## [What you will do]
Copy out every line containing the word "text".

+++ Entries shown

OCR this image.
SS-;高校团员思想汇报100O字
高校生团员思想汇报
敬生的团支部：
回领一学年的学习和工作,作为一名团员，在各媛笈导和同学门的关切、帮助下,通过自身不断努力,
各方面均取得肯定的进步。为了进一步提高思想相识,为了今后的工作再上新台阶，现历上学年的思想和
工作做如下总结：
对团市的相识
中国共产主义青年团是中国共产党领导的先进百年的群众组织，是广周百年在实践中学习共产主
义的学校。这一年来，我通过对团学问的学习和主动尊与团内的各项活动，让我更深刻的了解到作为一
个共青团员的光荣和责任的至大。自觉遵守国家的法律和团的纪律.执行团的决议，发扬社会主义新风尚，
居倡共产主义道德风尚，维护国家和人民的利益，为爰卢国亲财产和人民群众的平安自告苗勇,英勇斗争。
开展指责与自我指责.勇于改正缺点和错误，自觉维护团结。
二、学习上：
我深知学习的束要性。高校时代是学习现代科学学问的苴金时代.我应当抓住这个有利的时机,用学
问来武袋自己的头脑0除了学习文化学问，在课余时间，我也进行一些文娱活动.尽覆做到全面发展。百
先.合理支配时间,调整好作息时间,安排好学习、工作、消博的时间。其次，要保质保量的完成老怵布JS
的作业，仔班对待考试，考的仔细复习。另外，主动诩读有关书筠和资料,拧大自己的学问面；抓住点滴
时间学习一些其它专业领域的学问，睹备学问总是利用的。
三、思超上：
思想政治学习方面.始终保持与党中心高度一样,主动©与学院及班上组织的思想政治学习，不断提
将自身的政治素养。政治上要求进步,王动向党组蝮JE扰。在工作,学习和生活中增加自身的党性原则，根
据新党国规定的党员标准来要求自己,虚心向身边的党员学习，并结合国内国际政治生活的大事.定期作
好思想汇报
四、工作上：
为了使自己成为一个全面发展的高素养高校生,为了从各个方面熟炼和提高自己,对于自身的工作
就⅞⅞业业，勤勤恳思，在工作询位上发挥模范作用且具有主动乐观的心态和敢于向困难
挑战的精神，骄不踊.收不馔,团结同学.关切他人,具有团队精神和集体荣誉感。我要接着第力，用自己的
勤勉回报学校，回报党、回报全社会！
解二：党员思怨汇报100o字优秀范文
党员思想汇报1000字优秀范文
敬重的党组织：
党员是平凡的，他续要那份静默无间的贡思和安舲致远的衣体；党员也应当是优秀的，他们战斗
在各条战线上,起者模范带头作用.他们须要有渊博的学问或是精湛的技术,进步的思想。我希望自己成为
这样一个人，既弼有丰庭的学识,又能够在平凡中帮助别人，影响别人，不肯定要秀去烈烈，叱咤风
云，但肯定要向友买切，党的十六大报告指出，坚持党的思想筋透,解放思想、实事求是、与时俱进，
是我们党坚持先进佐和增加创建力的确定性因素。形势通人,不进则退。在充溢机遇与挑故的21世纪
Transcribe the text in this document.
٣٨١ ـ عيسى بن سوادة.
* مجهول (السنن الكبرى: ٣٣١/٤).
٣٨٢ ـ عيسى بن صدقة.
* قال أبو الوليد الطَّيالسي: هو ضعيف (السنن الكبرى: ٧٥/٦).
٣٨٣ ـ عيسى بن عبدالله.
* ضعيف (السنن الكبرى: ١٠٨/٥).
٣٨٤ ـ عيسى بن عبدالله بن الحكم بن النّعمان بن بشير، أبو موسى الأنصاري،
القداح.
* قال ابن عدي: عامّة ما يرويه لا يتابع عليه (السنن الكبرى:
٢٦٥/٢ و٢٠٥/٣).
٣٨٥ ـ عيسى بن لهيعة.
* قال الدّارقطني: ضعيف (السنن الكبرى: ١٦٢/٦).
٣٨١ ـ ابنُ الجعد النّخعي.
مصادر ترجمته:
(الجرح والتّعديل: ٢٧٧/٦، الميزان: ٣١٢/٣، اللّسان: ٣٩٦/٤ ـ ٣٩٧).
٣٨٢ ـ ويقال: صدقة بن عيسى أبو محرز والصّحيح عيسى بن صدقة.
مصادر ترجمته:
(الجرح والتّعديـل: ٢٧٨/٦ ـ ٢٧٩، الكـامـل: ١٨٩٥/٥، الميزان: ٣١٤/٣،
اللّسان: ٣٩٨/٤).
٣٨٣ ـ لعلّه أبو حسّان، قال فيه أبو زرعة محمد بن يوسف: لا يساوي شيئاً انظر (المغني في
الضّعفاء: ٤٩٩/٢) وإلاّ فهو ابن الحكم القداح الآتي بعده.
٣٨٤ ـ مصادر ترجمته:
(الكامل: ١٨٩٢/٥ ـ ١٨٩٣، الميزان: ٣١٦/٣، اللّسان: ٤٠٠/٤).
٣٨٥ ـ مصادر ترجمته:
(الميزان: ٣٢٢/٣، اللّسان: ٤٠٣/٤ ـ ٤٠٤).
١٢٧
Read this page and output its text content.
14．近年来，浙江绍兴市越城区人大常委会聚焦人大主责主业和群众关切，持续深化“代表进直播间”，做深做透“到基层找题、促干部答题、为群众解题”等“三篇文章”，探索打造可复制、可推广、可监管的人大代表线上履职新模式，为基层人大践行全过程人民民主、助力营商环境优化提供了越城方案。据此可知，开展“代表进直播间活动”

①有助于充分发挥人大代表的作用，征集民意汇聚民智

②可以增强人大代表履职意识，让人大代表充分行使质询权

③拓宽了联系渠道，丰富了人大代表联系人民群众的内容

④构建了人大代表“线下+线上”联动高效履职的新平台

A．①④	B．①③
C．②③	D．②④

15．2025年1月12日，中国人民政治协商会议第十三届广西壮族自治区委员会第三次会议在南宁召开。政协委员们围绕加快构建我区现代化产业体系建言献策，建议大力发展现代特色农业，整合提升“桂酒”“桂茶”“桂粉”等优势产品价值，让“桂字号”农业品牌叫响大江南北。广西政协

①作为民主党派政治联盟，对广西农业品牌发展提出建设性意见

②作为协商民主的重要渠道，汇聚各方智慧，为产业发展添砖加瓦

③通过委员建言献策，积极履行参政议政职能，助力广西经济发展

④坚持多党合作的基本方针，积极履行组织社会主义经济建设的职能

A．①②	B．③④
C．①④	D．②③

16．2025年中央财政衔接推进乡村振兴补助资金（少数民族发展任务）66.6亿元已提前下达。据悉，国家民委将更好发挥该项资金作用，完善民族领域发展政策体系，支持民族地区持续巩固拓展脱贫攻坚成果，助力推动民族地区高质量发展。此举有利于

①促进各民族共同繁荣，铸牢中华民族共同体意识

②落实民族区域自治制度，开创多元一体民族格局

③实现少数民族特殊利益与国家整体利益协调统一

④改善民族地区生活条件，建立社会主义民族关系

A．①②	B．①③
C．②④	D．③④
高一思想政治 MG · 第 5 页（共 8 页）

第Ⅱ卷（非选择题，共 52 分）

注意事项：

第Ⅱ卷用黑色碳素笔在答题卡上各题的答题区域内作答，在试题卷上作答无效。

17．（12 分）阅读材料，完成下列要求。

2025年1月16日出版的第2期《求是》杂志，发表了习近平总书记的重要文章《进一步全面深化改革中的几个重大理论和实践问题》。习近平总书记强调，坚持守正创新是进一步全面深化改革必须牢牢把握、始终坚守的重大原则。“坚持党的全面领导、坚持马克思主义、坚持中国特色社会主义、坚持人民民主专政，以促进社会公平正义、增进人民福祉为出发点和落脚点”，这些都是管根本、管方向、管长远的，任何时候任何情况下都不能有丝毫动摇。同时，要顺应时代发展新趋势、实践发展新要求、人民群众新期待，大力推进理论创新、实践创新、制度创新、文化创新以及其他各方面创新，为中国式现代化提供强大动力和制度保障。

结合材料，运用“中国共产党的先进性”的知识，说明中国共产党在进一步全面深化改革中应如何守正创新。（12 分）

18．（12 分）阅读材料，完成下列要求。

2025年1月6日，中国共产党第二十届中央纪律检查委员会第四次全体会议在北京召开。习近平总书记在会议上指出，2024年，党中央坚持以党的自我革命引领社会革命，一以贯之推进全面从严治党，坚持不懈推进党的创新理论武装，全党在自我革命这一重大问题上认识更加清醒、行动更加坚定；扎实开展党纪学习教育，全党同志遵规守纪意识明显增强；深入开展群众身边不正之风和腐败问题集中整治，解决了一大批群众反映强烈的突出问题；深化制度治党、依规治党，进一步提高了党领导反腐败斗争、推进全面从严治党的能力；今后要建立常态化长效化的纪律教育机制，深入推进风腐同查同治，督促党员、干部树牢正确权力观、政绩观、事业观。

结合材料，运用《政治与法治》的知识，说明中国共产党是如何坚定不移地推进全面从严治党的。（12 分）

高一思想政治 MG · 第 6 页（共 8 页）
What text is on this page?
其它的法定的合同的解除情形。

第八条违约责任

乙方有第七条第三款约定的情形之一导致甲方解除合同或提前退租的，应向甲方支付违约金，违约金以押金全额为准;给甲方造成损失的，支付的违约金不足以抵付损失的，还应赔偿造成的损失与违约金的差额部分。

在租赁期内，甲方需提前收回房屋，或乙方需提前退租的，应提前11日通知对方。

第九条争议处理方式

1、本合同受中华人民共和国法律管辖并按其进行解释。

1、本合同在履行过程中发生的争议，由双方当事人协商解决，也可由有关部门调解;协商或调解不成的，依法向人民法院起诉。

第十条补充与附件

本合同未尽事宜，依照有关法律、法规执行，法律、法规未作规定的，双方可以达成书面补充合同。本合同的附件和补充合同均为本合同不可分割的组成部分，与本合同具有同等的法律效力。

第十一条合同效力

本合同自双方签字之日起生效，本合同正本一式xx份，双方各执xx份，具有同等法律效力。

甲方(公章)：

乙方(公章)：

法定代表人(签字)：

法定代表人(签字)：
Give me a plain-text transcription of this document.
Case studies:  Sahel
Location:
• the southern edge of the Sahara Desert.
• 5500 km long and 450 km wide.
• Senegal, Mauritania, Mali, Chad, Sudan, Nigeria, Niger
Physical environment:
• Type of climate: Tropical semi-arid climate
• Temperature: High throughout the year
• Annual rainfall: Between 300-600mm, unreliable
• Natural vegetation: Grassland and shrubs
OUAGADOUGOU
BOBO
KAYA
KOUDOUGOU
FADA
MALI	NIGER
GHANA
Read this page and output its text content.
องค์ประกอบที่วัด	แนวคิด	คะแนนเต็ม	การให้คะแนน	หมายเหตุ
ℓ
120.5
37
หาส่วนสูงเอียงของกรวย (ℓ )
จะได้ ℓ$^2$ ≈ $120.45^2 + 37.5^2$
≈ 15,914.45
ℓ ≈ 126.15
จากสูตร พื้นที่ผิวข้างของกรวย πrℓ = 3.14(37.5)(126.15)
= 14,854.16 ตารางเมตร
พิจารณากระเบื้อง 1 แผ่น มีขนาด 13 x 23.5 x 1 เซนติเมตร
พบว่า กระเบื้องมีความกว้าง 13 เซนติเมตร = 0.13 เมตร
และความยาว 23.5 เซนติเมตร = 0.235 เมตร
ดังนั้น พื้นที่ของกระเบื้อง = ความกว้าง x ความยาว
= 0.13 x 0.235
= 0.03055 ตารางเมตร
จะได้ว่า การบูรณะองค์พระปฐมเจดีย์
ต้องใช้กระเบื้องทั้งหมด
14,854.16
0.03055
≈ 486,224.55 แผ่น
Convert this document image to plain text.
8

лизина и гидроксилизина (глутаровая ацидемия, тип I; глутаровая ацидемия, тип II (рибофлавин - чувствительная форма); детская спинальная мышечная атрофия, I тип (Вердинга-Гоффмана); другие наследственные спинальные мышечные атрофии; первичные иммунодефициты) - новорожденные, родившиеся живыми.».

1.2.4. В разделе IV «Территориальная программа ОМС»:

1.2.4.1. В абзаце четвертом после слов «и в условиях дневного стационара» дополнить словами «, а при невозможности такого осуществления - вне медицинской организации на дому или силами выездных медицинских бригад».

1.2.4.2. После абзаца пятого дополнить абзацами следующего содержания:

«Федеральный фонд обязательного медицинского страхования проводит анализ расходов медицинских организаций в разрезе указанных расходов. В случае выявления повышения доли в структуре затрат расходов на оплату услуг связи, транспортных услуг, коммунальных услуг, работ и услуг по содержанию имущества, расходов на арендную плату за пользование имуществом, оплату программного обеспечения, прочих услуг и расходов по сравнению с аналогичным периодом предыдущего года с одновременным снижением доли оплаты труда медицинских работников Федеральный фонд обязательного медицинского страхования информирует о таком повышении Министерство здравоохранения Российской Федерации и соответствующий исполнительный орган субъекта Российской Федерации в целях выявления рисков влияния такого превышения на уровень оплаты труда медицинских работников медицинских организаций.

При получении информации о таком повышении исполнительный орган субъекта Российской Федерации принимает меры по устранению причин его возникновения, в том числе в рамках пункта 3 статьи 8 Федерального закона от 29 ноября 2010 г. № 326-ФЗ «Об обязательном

++++++

## [Task output]
Transcribe the text in this document.
Read this page and output its text content.
What text is on this page?
Give me a plain-text transcription of this document.
Read this page and output its text content.
Convert this document image to plain text.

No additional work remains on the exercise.